| Exercise objective |
Copy the lines of the listing below, starting at its first line and ending at the line that contains "info-icon[interactable] xyxy=(1650,1068,1688,1106)", with both ends included.

| Material shown |
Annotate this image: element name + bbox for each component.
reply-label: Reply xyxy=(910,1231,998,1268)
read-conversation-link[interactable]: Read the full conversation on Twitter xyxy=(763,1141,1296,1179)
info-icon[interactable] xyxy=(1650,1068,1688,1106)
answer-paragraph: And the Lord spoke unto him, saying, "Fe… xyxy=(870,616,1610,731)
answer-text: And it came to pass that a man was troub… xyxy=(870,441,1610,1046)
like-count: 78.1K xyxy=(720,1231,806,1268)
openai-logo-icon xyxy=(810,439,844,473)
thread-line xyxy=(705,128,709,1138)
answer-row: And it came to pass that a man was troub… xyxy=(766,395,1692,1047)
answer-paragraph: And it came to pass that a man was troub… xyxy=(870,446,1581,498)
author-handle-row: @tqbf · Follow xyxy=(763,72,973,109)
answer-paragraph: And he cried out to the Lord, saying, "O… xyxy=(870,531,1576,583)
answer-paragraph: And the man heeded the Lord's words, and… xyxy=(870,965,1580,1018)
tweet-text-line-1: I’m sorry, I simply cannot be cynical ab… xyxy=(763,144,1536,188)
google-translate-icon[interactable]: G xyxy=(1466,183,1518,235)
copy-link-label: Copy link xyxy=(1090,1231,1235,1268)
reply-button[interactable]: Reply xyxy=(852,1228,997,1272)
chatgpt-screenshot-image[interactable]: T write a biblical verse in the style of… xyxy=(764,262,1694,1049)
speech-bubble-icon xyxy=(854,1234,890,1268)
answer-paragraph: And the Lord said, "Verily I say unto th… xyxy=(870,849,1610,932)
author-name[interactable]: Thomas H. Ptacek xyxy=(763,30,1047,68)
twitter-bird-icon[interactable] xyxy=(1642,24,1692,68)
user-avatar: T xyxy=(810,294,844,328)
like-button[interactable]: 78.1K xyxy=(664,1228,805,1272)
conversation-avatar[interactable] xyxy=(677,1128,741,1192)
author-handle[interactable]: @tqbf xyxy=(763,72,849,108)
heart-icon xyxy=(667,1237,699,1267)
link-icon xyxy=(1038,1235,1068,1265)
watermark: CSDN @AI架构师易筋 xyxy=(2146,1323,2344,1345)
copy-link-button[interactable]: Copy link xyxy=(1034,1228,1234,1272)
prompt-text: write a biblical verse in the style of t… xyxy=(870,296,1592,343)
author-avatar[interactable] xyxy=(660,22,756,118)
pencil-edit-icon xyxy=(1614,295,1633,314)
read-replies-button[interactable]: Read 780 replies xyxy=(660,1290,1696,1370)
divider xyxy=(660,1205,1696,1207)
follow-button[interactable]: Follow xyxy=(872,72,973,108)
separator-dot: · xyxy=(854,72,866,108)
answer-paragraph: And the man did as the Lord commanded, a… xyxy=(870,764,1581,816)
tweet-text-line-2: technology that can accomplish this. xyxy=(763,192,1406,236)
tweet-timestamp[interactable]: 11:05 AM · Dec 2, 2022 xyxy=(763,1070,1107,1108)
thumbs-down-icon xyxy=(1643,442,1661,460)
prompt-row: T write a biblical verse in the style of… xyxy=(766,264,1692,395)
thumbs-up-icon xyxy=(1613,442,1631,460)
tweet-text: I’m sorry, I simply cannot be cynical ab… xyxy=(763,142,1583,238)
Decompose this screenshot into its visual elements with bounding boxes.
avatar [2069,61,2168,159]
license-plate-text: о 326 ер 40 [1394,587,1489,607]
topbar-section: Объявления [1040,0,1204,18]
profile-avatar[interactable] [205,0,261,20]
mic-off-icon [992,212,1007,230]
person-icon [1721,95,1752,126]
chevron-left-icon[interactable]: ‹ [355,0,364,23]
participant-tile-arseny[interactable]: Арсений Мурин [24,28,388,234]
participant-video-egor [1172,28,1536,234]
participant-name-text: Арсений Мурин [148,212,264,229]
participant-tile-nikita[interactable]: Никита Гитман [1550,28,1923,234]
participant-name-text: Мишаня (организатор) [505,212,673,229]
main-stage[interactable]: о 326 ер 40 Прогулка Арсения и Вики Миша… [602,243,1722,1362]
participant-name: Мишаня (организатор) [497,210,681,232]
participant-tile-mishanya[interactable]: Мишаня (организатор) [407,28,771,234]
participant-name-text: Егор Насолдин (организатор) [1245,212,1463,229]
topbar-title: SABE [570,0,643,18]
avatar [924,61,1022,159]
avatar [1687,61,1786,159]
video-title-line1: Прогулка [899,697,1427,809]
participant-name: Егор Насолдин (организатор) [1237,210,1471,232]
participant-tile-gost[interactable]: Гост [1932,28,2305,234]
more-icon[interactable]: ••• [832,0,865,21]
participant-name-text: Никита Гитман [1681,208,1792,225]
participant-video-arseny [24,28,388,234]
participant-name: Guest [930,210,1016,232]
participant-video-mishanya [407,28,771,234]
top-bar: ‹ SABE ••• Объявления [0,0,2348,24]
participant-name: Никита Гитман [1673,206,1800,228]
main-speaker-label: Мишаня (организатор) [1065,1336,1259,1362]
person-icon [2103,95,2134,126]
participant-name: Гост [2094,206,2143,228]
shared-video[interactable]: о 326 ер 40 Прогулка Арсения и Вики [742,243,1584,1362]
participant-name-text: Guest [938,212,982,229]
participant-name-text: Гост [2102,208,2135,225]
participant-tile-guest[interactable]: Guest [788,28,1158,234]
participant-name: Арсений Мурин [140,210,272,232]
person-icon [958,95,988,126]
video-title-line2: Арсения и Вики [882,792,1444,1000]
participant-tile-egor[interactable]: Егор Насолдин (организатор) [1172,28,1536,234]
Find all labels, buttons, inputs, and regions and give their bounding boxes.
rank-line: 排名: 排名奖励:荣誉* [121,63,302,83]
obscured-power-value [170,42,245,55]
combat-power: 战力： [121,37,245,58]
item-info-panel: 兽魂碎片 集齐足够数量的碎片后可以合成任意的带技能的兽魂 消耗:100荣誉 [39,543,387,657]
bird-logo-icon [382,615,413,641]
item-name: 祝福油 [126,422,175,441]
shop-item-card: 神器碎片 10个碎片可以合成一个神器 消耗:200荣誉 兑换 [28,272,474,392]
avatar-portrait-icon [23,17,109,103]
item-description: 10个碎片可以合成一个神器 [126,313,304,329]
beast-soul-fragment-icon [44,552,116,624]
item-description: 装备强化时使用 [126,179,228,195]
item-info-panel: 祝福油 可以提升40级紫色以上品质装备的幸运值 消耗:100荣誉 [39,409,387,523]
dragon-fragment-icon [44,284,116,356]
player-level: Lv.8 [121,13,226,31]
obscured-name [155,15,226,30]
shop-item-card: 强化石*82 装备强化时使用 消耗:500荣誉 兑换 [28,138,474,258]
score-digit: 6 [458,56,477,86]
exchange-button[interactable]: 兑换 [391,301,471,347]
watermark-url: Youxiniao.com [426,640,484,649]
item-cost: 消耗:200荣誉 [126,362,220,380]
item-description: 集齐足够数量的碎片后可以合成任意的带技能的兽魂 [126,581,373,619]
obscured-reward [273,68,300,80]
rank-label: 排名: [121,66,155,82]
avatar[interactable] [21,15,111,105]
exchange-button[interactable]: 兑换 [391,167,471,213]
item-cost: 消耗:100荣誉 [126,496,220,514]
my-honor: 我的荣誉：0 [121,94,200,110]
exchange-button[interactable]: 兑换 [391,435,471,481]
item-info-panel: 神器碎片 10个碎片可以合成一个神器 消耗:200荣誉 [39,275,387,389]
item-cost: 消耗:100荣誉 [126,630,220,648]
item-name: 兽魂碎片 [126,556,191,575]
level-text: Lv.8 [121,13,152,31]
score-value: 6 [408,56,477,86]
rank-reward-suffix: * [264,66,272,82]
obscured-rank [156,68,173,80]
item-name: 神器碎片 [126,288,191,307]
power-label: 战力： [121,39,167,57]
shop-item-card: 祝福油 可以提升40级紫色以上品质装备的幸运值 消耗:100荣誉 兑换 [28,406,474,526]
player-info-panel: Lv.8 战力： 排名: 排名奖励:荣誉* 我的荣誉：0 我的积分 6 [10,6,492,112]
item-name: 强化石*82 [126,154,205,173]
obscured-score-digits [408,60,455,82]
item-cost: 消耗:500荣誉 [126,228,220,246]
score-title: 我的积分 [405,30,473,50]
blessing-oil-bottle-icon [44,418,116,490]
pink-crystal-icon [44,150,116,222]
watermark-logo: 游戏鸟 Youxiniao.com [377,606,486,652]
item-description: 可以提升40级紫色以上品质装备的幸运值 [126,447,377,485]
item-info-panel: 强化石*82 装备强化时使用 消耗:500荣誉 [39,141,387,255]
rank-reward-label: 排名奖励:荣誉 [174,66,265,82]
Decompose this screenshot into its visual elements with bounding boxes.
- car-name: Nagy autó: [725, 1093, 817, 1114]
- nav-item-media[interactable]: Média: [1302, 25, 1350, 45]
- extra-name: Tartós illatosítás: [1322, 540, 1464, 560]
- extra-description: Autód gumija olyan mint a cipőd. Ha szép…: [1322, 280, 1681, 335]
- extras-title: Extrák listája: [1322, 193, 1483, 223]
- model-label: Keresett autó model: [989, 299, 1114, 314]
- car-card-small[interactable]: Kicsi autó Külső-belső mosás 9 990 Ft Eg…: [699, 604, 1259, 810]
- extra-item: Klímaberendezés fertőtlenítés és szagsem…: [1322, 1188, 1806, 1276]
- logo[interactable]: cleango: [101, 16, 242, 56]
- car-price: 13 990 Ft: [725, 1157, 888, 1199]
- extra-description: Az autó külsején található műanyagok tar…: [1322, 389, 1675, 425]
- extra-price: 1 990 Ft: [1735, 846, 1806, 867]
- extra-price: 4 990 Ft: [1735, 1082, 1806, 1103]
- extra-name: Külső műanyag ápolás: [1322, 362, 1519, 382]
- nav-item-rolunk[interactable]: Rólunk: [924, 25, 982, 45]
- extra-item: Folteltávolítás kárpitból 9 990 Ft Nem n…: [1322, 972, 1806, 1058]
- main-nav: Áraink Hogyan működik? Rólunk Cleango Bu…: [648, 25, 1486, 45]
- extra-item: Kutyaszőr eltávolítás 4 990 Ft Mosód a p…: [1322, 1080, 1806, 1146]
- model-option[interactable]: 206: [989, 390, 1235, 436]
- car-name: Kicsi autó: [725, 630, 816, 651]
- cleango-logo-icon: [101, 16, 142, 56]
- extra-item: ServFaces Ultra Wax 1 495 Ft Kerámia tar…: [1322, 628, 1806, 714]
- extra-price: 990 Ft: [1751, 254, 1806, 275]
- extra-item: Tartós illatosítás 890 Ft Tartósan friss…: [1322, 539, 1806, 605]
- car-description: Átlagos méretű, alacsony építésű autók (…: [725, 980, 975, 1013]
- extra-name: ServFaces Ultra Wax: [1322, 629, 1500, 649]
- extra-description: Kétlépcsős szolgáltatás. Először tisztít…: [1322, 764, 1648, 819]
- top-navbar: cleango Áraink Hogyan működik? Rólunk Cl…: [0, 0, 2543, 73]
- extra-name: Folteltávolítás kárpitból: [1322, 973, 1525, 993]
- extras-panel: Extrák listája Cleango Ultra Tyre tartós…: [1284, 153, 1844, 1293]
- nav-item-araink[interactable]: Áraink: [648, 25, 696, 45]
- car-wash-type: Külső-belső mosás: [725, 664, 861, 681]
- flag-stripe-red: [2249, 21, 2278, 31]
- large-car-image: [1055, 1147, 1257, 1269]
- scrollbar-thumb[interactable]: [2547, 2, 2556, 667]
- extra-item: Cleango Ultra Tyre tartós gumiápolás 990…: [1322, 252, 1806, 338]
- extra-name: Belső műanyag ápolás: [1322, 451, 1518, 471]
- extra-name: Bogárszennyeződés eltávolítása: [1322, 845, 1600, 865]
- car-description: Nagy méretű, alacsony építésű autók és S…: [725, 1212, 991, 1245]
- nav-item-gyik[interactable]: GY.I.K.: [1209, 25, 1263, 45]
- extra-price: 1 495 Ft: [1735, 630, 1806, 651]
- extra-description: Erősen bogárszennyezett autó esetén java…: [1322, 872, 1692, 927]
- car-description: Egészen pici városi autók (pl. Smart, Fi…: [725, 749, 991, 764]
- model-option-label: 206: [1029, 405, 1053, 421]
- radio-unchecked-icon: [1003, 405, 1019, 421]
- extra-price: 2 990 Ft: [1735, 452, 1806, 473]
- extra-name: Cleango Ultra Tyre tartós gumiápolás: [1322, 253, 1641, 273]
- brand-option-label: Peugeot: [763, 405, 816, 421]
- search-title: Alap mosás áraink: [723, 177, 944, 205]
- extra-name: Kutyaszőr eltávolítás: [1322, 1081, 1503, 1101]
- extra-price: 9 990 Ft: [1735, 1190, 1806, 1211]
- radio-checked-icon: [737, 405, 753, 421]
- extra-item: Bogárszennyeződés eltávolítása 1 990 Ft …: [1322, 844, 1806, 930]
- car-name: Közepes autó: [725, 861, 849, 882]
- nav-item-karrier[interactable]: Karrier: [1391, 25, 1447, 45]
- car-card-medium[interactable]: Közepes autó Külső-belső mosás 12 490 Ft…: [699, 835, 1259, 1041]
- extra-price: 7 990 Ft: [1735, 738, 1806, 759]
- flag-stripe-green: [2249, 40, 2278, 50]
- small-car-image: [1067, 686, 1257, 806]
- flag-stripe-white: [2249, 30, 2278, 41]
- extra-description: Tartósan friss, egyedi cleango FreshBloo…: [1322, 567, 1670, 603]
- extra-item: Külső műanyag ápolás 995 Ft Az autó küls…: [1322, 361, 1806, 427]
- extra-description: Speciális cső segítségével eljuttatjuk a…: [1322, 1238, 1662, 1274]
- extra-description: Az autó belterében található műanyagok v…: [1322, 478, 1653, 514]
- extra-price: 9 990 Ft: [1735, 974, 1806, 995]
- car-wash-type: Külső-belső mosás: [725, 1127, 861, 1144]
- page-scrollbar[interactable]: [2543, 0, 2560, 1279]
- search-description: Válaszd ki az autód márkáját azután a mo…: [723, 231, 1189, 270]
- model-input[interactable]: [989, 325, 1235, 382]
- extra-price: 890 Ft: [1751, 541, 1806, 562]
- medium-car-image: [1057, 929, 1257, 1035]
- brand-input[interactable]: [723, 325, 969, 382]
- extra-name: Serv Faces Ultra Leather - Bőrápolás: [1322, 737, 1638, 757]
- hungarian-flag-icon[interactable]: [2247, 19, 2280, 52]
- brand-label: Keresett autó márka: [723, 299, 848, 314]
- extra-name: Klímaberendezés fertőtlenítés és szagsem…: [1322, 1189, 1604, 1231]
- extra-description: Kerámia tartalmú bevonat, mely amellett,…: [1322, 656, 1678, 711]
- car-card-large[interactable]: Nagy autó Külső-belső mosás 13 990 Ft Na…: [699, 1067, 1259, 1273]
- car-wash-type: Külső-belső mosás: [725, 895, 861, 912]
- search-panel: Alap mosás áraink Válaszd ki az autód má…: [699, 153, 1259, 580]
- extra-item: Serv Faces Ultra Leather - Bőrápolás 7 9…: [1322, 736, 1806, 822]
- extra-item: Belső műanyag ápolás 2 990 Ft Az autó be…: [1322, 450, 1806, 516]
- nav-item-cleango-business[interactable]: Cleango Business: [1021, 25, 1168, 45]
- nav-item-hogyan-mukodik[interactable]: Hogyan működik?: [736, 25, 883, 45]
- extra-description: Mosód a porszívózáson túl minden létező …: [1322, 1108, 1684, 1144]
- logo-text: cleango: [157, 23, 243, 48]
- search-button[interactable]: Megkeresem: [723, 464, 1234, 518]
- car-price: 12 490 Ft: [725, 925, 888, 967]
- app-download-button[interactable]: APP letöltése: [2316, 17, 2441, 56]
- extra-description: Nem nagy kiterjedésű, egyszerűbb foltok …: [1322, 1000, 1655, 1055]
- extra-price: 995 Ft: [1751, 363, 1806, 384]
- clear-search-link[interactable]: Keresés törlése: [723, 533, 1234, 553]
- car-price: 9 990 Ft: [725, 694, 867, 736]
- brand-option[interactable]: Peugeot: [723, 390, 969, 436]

| Reply |
Annotate this image: element name + bbox for each component.
reply-label: Reply xyxy=(910,1231,998,1268)
read-conversation-link[interactable]: Read the full conversation on Twitter xyxy=(763,1141,1296,1179)
info-icon[interactable] xyxy=(1650,1068,1688,1106)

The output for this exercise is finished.